- **Given task 1**
How many lines of the entries below contain the string "break"? Give only the number.

Begin Source document

1,659 reviews1,256 followers
May 7, 2014
Devilish stories from Catholic Poland. Not sure if this is truly the predominant thread in Polish anti-realism (No Konwicki? No Lem? No Witkacy?), but this sort of darkly-transmuted national religious identity is the editor-translator's focus area and definitely a culturally interesting one.

Co-existence (Slawomir Mrozek) :: A short fable about a diabolical house-guest.

The Lady with the Medallion (Andrzej Szczypiorski) :: A gothic-decadent encounter with death, as recounted to modern and skeptical police interrogation.

The Greater Punishment (Marek Huberath, 1990) :: Impressive and harrowing novella length treatment of horrific afterlife. The almost viscerally uncomfortable descriptions bleed into surrealized echoes of all-too-recent interrogation and holocaust, but then it becomes increasingly clear that it's all in the service of a disagreeable polemic. A visionary and elaborately-wrought polemic, sure, but there's no escaping that it's essentially the literary equivalent of a Hell House. God, actually the exact equivalent, the more I think on it. Formidable but terrible, ultimately interesting and frustrating.

Father Faust (extract, Tadeusz Miciński, 1910) :: pre-WWI heterodox thought and gothic-tinted stories-within-stories, it seems. So perhaps, along with the similarly Polish Saragossa Manuscript, a reference point ofr the sort of thing Rosendorfer was attempting to recreate in The Architect of Ruins, which this seems to resemble promisingly, at least as far as a fragment of an untranslated novel can ever suggest its whole.

Strange Street (Franciszek Mirandola) :: A brush with the marvellous lurking just beside the ordinary, a missed connection to a parallel track forever regretted.

*The Vampire (extract, Władysław Stanisław Reymont, 1914) :: Another to hope against hope for in eventual translation. In this excerpt, dislodged from his life by a mysterious letter, a poet takes to the London streets under increasing dislocation and confusion, until, following his fiance(?) on an unexpected train ride, he is brought into a a black mass rendered with incredible vividness. I would really, really love to get more of the story around this, but it seems that only his four-volume nobel-prize-winning The Peasants has seen Enlish print, and that only in a pricey and long-out-of-print finely-bound set.

...a lapse of some time occurs...

The Shadow of Queen Barbara (Lucjan Siemienski)
The Head Full of Screaming Hair (Jan Barszczeeski)
I Am Burnin' (Henryk Rzewuski)
All the above were read before I took a break, so they run together a bit, but all occupy a territory of fairytale (especially the first, if I recall) and ghost story (particularly the latter two). Poland seems to have a knack for the conversational ghost story, but none of the plots of these were all so memorable.

End Source document
Begin Task inputs

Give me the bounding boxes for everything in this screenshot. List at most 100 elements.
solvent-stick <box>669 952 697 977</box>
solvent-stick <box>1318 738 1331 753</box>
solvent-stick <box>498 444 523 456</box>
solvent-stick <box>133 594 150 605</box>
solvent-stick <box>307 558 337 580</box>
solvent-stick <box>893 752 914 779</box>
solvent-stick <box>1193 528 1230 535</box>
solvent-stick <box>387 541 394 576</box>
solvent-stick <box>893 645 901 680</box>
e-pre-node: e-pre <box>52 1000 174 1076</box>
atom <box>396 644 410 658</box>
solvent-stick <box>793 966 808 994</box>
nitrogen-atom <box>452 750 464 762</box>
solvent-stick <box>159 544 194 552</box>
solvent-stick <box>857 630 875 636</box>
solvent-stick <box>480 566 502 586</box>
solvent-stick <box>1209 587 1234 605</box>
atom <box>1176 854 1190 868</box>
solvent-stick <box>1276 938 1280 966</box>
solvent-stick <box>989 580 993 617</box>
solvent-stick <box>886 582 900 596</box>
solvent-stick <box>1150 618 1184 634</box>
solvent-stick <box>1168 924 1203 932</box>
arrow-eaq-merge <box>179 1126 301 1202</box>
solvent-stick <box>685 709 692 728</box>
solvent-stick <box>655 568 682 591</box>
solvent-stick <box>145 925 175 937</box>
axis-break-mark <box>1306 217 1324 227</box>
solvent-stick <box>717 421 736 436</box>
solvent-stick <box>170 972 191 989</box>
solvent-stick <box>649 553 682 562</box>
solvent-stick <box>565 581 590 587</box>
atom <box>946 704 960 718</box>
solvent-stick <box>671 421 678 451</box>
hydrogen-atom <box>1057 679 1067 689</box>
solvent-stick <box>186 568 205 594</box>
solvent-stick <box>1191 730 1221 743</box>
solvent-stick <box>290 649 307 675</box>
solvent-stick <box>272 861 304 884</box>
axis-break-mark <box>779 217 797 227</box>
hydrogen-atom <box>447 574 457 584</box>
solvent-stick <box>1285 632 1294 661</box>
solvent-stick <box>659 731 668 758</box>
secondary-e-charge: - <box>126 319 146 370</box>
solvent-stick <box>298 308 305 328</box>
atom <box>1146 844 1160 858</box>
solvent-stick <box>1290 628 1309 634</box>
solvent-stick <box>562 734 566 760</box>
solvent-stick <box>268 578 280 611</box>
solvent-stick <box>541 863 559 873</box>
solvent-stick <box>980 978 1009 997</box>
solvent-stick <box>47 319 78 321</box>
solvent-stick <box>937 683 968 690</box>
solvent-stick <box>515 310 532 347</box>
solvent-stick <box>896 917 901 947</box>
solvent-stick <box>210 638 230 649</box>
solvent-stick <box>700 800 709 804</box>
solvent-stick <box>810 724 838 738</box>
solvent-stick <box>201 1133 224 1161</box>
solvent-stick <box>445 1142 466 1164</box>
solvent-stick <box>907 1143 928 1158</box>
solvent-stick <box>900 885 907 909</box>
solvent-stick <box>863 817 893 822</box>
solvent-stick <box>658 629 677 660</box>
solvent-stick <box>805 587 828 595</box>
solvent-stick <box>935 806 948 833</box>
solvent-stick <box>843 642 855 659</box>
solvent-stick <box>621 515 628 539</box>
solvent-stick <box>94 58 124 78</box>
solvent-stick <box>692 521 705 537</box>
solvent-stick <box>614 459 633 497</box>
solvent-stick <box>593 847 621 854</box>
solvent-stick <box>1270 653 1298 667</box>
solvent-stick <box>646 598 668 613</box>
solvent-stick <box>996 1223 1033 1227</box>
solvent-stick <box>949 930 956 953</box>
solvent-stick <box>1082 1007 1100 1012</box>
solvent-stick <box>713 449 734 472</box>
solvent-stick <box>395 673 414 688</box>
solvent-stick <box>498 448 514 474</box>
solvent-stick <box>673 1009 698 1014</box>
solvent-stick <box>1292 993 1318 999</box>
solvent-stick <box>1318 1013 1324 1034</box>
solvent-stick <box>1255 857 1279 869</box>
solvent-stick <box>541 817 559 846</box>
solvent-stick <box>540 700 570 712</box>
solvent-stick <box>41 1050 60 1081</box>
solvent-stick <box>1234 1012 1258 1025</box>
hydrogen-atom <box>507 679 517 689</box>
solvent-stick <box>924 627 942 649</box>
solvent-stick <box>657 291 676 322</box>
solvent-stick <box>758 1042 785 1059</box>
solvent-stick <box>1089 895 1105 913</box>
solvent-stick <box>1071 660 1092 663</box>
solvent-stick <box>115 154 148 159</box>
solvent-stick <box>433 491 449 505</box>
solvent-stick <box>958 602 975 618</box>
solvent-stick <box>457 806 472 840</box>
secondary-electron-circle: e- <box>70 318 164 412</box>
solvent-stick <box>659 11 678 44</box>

End Task inputs

- **Given task 2**
Reproduce verbatim the part of the review of Polish stories that opens with the words containing "1,659 reviews1,256 followers" and closes with "culturally interesting one.".

- **Exercise result 1**
2

- **Exercise result 2**
1,659 reviews1,256 followers
May 7, 2014
Devilish stories from Catholic Poland. Not sure if this is truly the predominant thread in Polish anti-realism (No Konwicki? No Lem? No Witkacy?), but this sort of darkly-transmuted national religious identity is the editor-translator's focus area and definitely a culturally interesting one.